**What is being asked**:
Omit all images. Write out the rest of the material exactly.

**Input**:
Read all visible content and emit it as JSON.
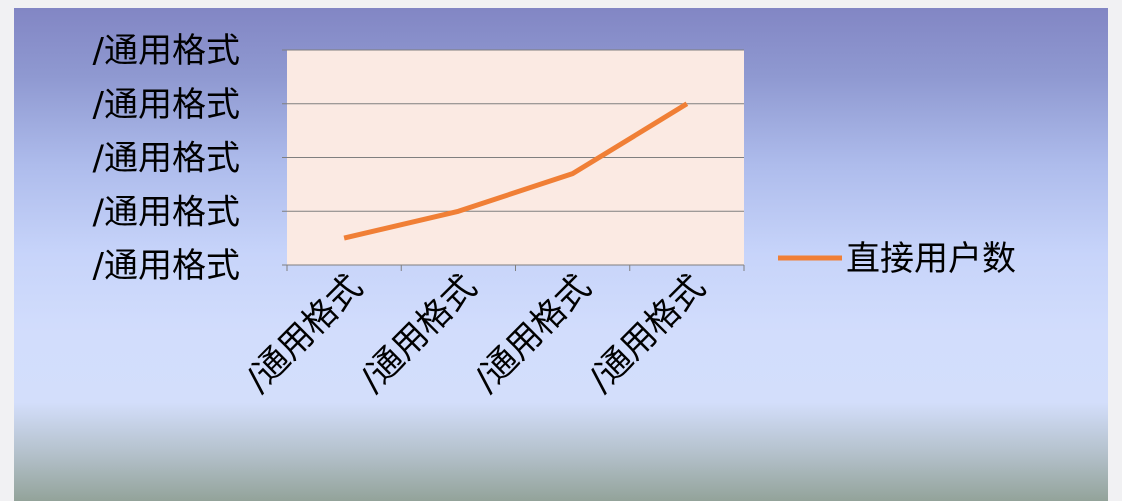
{
  "chart_data": {
    "type": "line",
    "categories": [
      "/通用格式",
      "/通用格式",
      "/通用格式",
      "/通用格式"
    ],
    "series": [
      {
        "name": "直接用户数",
        "values": [
          0.5,
          1.0,
          1.7,
          3.0
        ],
        "color": "#f07f36"
      }
    ],
    "y_tick_labels": [
      "/通用格式",
      "/通用格式",
      "/通用格式",
      "/通用格式",
      "/通用格式"
    ],
    "ylim": [
      0,
      4
    ],
    "grid": true,
    "legend_position": "right",
    "plot_background": "#fbeae3"
  }
}
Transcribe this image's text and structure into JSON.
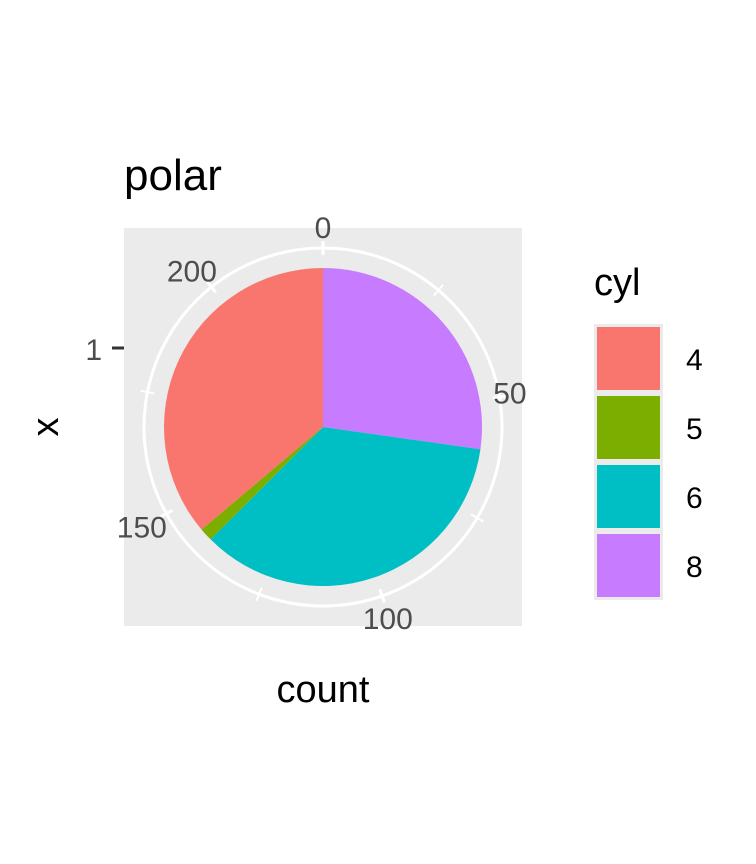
{
  "chart_data": {
    "type": "pie",
    "title": "polar",
    "xlabel": "count",
    "ylabel": "x",
    "y_tick_labels": [
      "1"
    ],
    "angle_ticks": [
      0,
      50,
      100,
      150,
      200
    ],
    "total": 224,
    "slices_order": [
      "8",
      "6",
      "5",
      "4"
    ],
    "categories": [
      "4",
      "5",
      "6",
      "8"
    ],
    "values": [
      81,
      3,
      79,
      61
    ],
    "colors": {
      "4": "#F8766D",
      "5": "#7CAE00",
      "6": "#00BFC4",
      "8": "#C77CFF"
    },
    "legend_title": "cyl",
    "legend_position": "right",
    "panel_background": "#EBEBEB",
    "grid": true
  }
}
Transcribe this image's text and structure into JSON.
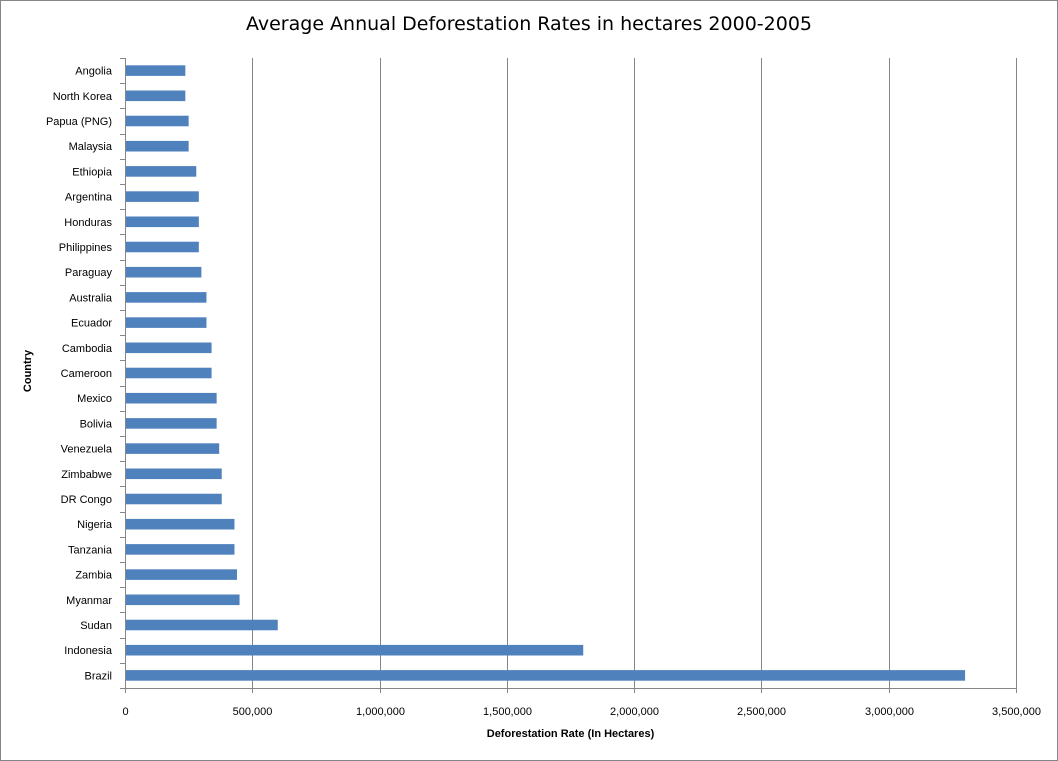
{
  "chart_data": {
    "type": "bar",
    "orientation": "horizontal",
    "title": "Average Annual Deforestation Rates in hectares 2000-2005",
    "xlabel": "Deforestation Rate (In Hectares)",
    "ylabel": "Country",
    "xlim": [
      0,
      3500000
    ],
    "xticks": [
      0,
      500000,
      1000000,
      1500000,
      2000000,
      2500000,
      3000000,
      3500000
    ],
    "xtick_labels": [
      "0",
      "500,000",
      "1,000,000",
      "1,500,000",
      "2,000,000",
      "2,500,000",
      "3,000,000",
      "3,500,000"
    ],
    "grid": "vertical major gridlines",
    "legend": "none",
    "bar_color": "#4F81BD",
    "categories": [
      "Angolia",
      "North Korea",
      "Papua (PNG)",
      "Malaysia",
      "Ethiopia",
      "Argentina",
      "Honduras",
      "Philippines",
      "Paraguay",
      "Australia",
      "Ecuador",
      "Cambodia",
      "Cameroon",
      "Mexico",
      "Bolivia",
      "Venezuela",
      "Zimbabwe",
      "DR Congo",
      "Nigeria",
      "Tanzania",
      "Zambia",
      "Myanmar",
      "Sudan",
      "Indonesia",
      "Brazil"
    ],
    "values": [
      237000,
      237000,
      250000,
      250000,
      280000,
      290000,
      290000,
      290000,
      300000,
      320000,
      320000,
      340000,
      340000,
      360000,
      360000,
      370000,
      380000,
      380000,
      430000,
      430000,
      440000,
      450000,
      600000,
      1800000,
      3300000
    ]
  }
}
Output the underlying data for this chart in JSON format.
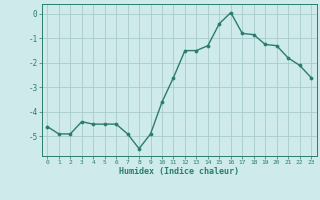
{
  "x": [
    0,
    1,
    2,
    3,
    4,
    5,
    6,
    7,
    8,
    9,
    10,
    11,
    12,
    13,
    14,
    15,
    16,
    17,
    18,
    19,
    20,
    21,
    22,
    23
  ],
  "y": [
    -4.6,
    -4.9,
    -4.9,
    -4.4,
    -4.5,
    -4.5,
    -4.5,
    -4.9,
    -5.5,
    -4.9,
    -3.6,
    -2.6,
    -1.5,
    -1.5,
    -1.3,
    -0.4,
    0.05,
    -0.8,
    -0.85,
    -1.25,
    -1.3,
    -1.8,
    -2.1,
    -2.6
  ],
  "line_color": "#2a7d6e",
  "marker": "o",
  "markersize": 2.2,
  "linewidth": 1.0,
  "xlabel": "Humidex (Indice chaleur)",
  "xlim": [
    -0.5,
    23.5
  ],
  "ylim": [
    -5.8,
    0.4
  ],
  "yticks": [
    0,
    -1,
    -2,
    -3,
    -4,
    -5
  ],
  "xticks": [
    0,
    1,
    2,
    3,
    4,
    5,
    6,
    7,
    8,
    9,
    10,
    11,
    12,
    13,
    14,
    15,
    16,
    17,
    18,
    19,
    20,
    21,
    22,
    23
  ],
  "bg_color": "#ceeaea",
  "grid_color": "#aacccc",
  "tick_color": "#2a7d6e",
  "label_color": "#2a7d6e"
}
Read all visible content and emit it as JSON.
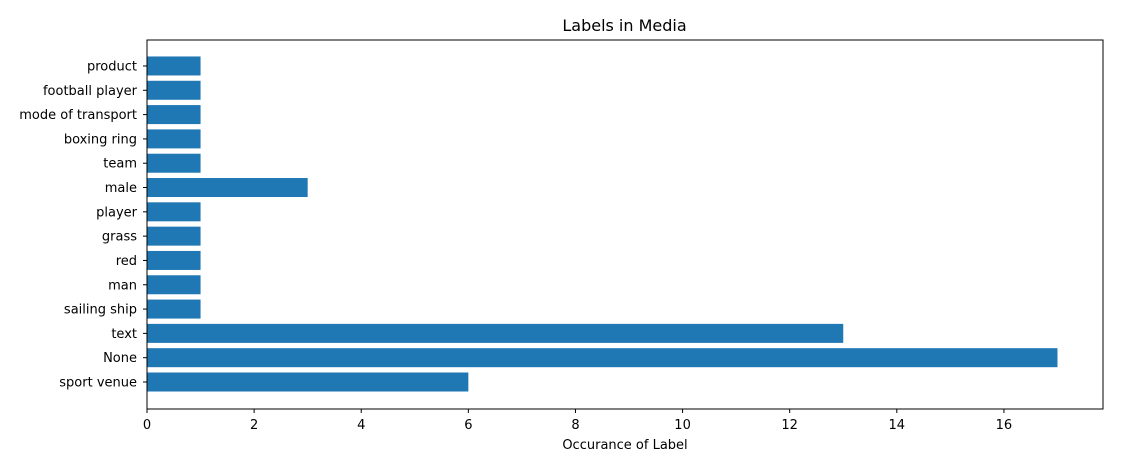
{
  "chart_data": {
    "type": "bar",
    "orientation": "horizontal",
    "title": "Labels in Media",
    "xlabel": "Occurance of Label",
    "ylabel": "",
    "xlim": [
      0,
      17.85
    ],
    "xticks": [
      0,
      2,
      4,
      6,
      8,
      10,
      12,
      14,
      16
    ],
    "grid": false,
    "bar_color": "#1f77b4",
    "categories": [
      "sport venue",
      "None",
      "text",
      "sailing ship",
      "man",
      "red",
      "grass",
      "player",
      "male",
      "team",
      "boxing ring",
      "mode of transport",
      "football player",
      "product"
    ],
    "values": [
      6,
      17,
      13,
      1,
      1,
      1,
      1,
      1,
      3,
      1,
      1,
      1,
      1,
      1
    ]
  }
}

**Result of the exercise**:
Read all visible content and emit it as JSON.
{
  "chart_data": {
    "type": "line",
    "categories": [
      "/通用格式",
      "/通用格式",
      "/通用格式",
      "/通用格式"
    ],
    "series": [
      {
        "name": "直接用户数",
        "values": [
          0.5,
          1.0,
          1.7,
          3.0
        ],
        "color": "#f07f36"
      }
    ],
    "y_tick_labels": [
      "/通用格式",
      "/通用格式",
      "/通用格式",
      "/通用格式",
      "/通用格式"
    ],
    "ylim": [
      0,
      4
    ],
    "grid": true,
    "legend_position": "right",
    "plot_background": "#fbeae3"
  }
}
Transcribe this image's text and structure into JSON.
{
  "chart_data": {
    "type": "pie",
    "title": "polar",
    "xlabel": "count",
    "ylabel": "x",
    "y_tick_labels": [
      "1"
    ],
    "angle_ticks": [
      0,
      50,
      100,
      150,
      200
    ],
    "total": 224,
    "slices_order": [
      "8",
      "6",
      "5",
      "4"
    ],
    "categories": [
      "4",
      "5",
      "6",
      "8"
    ],
    "values": [
      81,
      3,
      79,
      61
    ],
    "colors": {
      "4": "#F8766D",
      "5": "#7CAE00",
      "6": "#00BFC4",
      "8": "#C77CFF"
    },
    "legend_title": "cyl",
    "legend_position": "right",
    "panel_background": "#EBEBEB",
    "grid": true
  }
}
Transcribe this image's text and structure into JSON.
{
  "chart_data": {
    "type": "bar",
    "orientation": "horizontal",
    "title": "Average Annual Deforestation Rates in hectares 2000-2005",
    "xlabel": "Deforestation Rate (In Hectares)",
    "ylabel": "Country",
    "xlim": [
      0,
      3500000
    ],
    "xticks": [
      0,
      500000,
      1000000,
      1500000,
      2000000,
      2500000,
      3000000,
      3500000
    ],
    "xtick_labels": [
      "0",
      "500,000",
      "1,000,000",
      "1,500,000",
      "2,000,000",
      "2,500,000",
      "3,000,000",
      "3,500,000"
    ],
    "grid": "vertical major gridlines",
    "legend": "none",
    "bar_color": "#4F81BD",
    "categories": [
      "Angolia",
      "North Korea",
      "Papua (PNG)",
      "Malaysia",
      "Ethiopia",
      "Argentina",
      "Honduras",
      "Philippines",
      "Paraguay",
      "Australia",
      "Ecuador",
      "Cambodia",
      "Cameroon",
      "Mexico",
      "Bolivia",
      "Venezuela",
      "Zimbabwe",
      "DR Congo",
      "Nigeria",
      "Tanzania",
      "Zambia",
      "Myanmar",
      "Sudan",
      "Indonesia",
      "Brazil"
    ],
    "values": [
      237000,
      237000,
      250000,
      250000,
      280000,
      290000,
      290000,
      290000,
      300000,
      320000,
      320000,
      340000,
      340000,
      360000,
      360000,
      370000,
      380000,
      380000,
      430000,
      430000,
      440000,
      450000,
      600000,
      1800000,
      3300000
    ]
  }
}
Output the underlying data for this chart in JSON format.
{
  "x": [
    0,
    1,
    2,
    3,
    4,
    5,
    6,
    7,
    8,
    9,
    10,
    11,
    12,
    13,
    14,
    15,
    16,
    17,
    18,
    19,
    20,
    21,
    22,
    23
  ],
  "y": [
    -4.6,
    -4.9,
    -4.9,
    -4.4,
    -4.5,
    -4.5,
    -4.5,
    -4.9,
    -5.5,
    -4.9,
    -3.6,
    -2.6,
    -1.5,
    -1.5,
    -1.3,
    -0.4,
    0.05,
    -0.8,
    -0.85,
    -1.25,
    -1.3,
    -1.8,
    -2.1,
    -2.6
  ],
  "line_color": "#2a7d6e",
  "marker": "o",
  "markersize": 2.2,
  "linewidth": 1.0,
  "xlabel": "Humidex (Indice chaleur)",
  "xlim": [
    -0.5,
    23.5
  ],
  "ylim": [
    -5.8,
    0.4
  ],
  "yticks": [
    0,
    -1,
    -2,
    -3,
    -4,
    -5
  ],
  "xticks": [
    0,
    1,
    2,
    3,
    4,
    5,
    6,
    7,
    8,
    9,
    10,
    11,
    12,
    13,
    14,
    15,
    16,
    17,
    18,
    19,
    20,
    21,
    22,
    23
  ],
  "bg_color": "#ceeaea",
  "grid_color": "#aacccc",
  "tick_color": "#2a7d6e",
  "label_color": "#2a7d6e"
}
Read all visible content and emit it as JSON.
{
  "chart_data": {
    "type": "bar",
    "orientation": "horizontal",
    "title": "Labels in Media",
    "xlabel": "Occurance of Label",
    "ylabel": "",
    "xlim": [
      0,
      17.85
    ],
    "xticks": [
      0,
      2,
      4,
      6,
      8,
      10,
      12,
      14,
      16
    ],
    "grid": false,
    "bar_color": "#1f77b4",
    "categories": [
      "sport venue",
      "None",
      "text",
      "sailing ship",
      "man",
      "red",
      "grass",
      "player",
      "male",
      "team",
      "boxing ring",
      "mode of transport",
      "football player",
      "product"
    ],
    "values": [
      6,
      17,
      13,
      1,
      1,
      1,
      1,
      1,
      3,
      1,
      1,
      1,
      1,
      1
    ]
  }
}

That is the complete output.